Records
- - - - -

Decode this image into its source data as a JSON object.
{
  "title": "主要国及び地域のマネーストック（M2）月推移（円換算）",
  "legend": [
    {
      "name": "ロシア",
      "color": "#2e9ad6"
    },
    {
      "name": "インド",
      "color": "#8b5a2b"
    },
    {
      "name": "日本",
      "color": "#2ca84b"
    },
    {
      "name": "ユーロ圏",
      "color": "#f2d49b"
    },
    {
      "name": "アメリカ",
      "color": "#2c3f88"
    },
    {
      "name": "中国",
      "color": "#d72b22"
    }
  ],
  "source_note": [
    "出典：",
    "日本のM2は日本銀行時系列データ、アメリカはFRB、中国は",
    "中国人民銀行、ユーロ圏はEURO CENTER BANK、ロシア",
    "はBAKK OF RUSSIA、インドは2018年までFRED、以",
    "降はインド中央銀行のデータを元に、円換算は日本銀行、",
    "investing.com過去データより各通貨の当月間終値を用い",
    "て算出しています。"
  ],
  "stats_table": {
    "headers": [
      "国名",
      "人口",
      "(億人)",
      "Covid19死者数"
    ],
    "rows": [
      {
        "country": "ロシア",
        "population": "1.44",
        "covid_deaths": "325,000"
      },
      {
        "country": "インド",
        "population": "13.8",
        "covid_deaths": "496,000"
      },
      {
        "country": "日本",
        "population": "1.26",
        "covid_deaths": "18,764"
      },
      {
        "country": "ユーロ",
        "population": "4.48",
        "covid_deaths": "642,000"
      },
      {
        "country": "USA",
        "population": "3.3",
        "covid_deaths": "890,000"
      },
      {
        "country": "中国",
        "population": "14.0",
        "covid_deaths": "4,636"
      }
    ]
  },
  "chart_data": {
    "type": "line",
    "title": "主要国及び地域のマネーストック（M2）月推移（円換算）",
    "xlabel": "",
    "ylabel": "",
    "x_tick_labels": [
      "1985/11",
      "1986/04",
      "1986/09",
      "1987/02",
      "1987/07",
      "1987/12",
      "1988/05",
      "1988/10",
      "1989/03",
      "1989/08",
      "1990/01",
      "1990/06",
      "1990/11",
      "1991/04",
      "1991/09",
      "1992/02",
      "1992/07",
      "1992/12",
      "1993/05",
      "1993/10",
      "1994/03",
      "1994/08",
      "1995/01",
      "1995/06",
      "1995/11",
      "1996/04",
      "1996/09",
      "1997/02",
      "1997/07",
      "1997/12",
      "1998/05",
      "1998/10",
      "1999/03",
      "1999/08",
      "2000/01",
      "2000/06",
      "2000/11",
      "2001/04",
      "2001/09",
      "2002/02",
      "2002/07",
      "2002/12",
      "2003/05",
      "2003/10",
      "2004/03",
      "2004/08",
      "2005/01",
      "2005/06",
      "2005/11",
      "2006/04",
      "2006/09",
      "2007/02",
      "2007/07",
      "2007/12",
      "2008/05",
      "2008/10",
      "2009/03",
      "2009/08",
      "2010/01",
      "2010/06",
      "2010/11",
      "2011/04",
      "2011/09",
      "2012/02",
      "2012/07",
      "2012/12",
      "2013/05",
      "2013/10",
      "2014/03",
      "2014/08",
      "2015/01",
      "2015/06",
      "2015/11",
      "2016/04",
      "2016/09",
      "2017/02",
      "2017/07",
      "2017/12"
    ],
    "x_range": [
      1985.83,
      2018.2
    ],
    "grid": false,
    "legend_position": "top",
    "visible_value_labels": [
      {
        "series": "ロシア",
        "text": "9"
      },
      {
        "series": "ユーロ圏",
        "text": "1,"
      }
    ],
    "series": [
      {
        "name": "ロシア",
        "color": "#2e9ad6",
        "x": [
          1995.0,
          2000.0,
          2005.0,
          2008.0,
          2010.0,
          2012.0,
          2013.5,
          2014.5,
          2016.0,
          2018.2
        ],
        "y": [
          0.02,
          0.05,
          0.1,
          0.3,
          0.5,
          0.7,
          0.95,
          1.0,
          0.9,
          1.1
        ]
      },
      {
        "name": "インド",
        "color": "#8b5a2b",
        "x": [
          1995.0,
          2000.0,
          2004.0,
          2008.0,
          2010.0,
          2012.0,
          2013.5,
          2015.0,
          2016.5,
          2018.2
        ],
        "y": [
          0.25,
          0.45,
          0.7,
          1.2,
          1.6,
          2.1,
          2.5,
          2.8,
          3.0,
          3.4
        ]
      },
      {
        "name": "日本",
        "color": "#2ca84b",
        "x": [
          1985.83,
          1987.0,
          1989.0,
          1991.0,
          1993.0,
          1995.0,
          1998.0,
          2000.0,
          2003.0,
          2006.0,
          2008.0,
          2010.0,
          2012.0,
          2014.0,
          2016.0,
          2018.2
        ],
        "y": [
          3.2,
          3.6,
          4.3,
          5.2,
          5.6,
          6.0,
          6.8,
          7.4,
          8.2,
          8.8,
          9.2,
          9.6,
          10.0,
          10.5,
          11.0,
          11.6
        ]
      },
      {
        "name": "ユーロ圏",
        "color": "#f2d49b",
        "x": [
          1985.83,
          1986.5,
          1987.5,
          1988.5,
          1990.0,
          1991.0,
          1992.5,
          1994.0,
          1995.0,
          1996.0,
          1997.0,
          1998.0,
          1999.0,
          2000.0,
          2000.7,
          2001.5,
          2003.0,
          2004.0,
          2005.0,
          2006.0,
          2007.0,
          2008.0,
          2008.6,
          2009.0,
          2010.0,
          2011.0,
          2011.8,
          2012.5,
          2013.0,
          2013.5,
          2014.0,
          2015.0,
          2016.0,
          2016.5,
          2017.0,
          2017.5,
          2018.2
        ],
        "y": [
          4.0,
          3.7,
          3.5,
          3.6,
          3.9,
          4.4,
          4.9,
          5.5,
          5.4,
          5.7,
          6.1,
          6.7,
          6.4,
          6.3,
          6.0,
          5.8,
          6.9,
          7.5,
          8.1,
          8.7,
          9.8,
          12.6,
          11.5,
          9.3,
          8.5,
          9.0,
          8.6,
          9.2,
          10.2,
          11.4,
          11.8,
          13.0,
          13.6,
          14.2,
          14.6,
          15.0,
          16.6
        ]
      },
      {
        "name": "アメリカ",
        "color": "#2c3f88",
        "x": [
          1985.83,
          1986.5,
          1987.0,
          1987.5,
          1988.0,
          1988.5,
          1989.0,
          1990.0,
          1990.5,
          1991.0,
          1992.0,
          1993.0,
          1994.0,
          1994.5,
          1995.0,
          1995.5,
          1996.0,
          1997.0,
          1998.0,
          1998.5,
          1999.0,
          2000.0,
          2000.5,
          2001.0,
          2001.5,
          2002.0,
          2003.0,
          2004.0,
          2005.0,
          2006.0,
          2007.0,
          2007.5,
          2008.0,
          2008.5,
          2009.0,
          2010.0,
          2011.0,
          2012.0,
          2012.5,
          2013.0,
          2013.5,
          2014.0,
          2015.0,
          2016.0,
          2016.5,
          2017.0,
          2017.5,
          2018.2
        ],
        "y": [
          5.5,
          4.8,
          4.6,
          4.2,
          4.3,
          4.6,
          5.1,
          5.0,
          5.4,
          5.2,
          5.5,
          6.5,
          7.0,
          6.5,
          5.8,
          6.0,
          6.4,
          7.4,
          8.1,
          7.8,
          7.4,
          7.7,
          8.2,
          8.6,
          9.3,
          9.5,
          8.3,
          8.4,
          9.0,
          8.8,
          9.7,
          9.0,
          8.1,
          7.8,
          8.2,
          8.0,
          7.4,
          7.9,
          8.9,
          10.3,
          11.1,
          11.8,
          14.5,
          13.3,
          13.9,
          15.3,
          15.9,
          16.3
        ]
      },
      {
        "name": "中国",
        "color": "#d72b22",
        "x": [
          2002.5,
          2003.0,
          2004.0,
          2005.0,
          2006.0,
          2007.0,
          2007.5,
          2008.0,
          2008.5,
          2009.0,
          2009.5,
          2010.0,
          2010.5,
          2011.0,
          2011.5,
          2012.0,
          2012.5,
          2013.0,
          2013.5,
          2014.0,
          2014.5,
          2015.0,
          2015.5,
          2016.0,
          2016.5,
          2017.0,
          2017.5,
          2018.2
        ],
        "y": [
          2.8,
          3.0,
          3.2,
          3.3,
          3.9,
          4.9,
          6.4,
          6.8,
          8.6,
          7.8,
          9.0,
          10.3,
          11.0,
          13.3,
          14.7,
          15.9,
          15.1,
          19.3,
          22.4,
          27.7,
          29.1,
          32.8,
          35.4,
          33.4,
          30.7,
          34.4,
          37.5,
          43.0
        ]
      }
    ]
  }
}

- - - - -

WHAT YOU ARE ASKED TO DO
Select every line above that contains the word "country", and copy it.

RESULT OF THE TASK
        "country": "ロシア",
        "country": "インド",
        "country": "日本",
        "country": "ユーロ",
        "country": "USA",
        "country": "中国",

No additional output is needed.